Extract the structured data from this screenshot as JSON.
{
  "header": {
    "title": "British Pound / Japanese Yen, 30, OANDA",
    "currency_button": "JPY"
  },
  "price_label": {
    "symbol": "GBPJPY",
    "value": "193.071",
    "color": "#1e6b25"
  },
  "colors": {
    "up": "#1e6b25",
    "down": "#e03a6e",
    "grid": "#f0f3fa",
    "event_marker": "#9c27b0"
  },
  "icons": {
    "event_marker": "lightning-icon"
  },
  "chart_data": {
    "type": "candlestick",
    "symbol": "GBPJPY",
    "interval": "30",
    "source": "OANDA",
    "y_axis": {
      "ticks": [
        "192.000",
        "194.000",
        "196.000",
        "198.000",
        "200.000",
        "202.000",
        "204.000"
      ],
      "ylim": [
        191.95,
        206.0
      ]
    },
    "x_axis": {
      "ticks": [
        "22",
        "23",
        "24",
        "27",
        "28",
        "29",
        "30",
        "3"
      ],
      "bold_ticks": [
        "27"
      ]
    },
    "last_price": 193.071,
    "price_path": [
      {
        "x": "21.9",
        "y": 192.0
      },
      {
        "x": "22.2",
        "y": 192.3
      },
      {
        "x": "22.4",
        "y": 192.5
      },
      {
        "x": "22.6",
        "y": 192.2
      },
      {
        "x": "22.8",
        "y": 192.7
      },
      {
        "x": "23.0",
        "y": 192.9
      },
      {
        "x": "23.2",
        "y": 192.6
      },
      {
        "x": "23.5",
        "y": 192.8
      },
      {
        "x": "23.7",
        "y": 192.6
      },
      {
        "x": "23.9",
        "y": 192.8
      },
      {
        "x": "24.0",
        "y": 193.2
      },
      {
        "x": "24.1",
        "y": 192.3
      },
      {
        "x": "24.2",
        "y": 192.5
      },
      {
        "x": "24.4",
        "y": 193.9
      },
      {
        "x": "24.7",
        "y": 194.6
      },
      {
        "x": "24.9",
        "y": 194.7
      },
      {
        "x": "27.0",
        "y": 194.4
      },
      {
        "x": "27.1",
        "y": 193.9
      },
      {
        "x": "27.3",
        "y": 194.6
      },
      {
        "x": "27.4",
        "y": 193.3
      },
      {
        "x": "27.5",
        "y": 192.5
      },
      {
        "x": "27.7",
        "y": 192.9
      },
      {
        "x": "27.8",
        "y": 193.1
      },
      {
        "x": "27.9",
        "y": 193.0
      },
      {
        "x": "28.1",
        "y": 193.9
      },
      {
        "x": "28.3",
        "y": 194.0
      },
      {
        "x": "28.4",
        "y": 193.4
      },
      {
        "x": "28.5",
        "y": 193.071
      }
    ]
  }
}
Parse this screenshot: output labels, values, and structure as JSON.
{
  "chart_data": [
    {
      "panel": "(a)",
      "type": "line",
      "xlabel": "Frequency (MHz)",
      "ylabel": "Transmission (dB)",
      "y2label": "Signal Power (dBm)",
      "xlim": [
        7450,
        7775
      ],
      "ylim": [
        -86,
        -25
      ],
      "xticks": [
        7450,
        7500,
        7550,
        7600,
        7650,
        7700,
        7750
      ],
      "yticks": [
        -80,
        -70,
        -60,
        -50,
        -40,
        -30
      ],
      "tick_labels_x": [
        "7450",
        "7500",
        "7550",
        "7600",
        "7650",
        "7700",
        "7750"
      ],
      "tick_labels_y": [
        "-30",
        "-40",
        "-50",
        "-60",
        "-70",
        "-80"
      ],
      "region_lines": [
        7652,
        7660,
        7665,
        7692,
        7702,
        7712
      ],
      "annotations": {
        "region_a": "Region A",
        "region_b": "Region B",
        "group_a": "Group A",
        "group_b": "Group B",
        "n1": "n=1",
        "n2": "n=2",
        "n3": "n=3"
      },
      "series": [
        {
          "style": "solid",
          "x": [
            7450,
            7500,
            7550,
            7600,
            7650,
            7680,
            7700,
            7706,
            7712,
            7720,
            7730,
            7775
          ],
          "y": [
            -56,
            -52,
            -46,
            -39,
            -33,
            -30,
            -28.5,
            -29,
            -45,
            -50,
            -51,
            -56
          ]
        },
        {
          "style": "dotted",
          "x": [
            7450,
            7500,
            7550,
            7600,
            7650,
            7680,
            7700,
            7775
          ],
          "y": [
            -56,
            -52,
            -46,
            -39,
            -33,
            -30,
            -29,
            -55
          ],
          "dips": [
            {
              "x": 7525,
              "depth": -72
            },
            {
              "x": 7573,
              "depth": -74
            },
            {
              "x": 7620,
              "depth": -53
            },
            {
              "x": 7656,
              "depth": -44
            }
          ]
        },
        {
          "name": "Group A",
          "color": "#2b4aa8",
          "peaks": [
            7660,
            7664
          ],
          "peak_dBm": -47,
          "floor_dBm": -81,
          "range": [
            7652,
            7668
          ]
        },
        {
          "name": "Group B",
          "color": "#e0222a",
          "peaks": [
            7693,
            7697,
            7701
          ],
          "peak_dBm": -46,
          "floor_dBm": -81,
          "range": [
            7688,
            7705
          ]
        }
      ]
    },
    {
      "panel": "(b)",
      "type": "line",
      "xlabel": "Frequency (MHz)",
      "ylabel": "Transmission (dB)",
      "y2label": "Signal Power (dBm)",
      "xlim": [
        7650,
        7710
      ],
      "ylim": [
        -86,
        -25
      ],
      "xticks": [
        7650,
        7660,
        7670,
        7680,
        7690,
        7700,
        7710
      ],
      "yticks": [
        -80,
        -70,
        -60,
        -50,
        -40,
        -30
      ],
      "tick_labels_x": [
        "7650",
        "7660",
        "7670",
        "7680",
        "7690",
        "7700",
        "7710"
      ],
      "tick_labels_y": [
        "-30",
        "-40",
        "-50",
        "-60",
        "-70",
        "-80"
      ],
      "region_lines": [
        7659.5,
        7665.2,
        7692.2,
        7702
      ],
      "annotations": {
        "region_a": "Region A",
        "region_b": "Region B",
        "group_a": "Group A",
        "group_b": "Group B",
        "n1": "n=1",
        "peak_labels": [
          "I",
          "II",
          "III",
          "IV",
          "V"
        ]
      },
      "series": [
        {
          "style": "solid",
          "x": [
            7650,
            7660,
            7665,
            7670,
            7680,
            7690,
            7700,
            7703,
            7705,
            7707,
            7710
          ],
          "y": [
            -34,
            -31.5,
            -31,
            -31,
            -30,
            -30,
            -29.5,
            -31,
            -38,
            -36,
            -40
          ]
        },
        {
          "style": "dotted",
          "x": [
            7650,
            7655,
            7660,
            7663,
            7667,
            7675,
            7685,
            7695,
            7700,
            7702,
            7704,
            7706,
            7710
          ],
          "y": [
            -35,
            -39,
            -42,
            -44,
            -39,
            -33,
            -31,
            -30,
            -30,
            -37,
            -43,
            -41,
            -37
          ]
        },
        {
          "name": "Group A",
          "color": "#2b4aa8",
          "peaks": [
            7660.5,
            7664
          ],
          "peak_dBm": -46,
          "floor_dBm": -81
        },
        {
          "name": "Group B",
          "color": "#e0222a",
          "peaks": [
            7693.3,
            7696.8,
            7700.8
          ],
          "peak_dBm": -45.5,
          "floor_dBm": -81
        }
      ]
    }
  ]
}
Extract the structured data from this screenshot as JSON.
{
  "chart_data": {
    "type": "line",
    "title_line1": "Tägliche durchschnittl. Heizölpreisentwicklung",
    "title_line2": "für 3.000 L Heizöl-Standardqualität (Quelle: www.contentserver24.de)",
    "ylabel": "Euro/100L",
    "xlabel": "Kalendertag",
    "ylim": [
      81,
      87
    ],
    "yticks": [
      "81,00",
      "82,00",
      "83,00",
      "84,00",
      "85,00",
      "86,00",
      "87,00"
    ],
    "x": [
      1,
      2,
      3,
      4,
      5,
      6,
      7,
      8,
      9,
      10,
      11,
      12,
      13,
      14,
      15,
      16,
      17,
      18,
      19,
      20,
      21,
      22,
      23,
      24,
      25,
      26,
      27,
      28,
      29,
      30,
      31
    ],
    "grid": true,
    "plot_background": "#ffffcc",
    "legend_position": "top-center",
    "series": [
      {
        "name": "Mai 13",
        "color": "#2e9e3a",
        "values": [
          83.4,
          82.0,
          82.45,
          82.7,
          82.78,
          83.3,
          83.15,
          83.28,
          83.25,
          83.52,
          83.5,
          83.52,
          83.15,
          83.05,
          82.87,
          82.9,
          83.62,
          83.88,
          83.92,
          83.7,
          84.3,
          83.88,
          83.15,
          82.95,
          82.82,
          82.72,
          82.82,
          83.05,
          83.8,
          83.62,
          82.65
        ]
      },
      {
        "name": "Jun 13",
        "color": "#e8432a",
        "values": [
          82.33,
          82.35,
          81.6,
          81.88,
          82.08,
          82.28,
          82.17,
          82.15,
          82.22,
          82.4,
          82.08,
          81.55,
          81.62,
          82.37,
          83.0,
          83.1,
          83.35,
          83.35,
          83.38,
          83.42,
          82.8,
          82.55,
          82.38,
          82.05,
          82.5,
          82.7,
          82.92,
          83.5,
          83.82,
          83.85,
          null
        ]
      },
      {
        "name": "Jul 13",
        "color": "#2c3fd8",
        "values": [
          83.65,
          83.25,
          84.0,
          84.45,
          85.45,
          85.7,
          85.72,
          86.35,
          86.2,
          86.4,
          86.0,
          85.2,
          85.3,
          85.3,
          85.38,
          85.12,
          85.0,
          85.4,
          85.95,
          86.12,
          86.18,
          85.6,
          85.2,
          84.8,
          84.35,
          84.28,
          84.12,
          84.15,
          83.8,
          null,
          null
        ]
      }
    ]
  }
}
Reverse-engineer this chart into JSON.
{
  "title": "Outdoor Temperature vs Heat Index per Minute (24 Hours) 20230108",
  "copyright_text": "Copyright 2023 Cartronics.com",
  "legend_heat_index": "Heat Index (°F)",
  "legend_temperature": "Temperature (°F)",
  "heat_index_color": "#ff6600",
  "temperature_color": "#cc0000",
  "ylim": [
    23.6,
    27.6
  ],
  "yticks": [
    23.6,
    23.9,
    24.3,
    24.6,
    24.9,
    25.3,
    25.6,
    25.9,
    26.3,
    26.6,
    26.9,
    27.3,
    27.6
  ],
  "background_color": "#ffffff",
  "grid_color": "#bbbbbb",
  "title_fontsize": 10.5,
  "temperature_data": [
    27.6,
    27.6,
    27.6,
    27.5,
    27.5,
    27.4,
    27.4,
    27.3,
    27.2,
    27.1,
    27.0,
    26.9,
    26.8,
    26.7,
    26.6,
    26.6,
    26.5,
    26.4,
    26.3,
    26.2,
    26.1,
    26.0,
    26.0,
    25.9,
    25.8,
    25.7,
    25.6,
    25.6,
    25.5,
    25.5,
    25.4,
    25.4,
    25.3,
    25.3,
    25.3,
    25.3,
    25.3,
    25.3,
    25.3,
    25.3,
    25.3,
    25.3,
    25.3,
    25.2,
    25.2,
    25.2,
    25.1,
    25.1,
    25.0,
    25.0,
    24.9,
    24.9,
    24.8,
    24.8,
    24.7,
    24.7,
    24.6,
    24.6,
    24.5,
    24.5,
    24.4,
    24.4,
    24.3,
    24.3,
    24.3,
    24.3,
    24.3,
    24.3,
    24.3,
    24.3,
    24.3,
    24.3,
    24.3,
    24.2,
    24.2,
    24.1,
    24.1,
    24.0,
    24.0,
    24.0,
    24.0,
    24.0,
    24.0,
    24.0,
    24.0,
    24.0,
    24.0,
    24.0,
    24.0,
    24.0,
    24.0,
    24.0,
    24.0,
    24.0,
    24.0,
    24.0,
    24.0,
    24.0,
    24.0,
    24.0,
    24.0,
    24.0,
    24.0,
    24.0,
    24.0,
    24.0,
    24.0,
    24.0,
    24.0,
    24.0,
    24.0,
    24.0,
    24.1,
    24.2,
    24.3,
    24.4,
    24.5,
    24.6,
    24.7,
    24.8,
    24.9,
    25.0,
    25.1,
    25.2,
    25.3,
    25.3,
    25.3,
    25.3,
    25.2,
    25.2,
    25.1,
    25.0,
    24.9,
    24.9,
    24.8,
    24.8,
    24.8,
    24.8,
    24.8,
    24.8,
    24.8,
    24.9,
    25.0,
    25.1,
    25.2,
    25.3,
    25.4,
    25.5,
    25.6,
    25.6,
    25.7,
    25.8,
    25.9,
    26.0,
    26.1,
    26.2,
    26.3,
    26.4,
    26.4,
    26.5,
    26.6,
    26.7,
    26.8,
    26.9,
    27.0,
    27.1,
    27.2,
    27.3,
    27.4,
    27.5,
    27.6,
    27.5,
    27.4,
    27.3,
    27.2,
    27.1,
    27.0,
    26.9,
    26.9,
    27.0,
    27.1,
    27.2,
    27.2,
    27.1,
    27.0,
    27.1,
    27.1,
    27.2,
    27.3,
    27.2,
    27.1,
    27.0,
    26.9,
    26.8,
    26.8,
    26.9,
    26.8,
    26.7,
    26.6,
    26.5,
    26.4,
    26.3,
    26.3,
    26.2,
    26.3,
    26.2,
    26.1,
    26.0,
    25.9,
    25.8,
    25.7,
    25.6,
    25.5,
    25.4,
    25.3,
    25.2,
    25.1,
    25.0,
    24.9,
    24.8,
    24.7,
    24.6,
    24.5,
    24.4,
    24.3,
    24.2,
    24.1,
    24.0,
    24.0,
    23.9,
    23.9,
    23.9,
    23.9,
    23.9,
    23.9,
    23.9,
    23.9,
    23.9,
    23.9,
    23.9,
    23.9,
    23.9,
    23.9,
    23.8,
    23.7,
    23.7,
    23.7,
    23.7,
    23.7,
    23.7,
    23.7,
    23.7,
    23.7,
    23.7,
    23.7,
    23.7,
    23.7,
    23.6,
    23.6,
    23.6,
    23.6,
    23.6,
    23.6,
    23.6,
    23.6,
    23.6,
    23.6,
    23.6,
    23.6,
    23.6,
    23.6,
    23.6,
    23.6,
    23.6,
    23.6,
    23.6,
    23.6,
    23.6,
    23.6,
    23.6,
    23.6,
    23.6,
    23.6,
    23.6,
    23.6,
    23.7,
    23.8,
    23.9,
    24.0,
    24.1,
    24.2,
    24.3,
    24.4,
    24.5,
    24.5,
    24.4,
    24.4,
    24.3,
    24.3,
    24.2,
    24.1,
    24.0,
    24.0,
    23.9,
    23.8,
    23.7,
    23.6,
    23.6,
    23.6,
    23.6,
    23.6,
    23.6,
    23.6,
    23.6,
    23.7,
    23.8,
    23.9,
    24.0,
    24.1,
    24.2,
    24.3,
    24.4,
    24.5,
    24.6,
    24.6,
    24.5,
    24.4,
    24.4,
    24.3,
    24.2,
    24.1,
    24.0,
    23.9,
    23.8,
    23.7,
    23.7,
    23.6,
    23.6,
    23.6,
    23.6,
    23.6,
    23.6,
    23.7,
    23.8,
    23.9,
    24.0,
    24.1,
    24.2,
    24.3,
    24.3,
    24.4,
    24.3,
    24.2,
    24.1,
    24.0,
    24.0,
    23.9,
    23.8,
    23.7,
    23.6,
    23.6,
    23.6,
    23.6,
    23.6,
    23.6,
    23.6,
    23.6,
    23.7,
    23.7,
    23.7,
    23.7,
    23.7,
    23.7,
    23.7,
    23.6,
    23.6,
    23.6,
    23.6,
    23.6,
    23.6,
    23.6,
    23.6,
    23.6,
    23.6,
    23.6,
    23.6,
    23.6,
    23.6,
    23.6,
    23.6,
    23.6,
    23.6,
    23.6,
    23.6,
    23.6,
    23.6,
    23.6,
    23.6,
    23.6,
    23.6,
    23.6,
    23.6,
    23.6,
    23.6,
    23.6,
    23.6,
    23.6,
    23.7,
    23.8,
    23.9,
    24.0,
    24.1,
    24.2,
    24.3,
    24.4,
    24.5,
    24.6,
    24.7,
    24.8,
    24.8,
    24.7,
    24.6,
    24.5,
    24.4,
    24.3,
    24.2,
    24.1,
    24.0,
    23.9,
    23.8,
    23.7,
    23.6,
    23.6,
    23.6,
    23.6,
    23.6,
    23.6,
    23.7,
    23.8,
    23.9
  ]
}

•••••

Gather up every line in the data above that contains the word "JSON", copying each one.

● **Exercise solution**
Extract the structured data from this screenshot as JSON.
Parse this screenshot: output labels, values, and structure as JSON.
Extract the structured data from this screenshot as JSON.
Reverse-engineer this chart into JSON.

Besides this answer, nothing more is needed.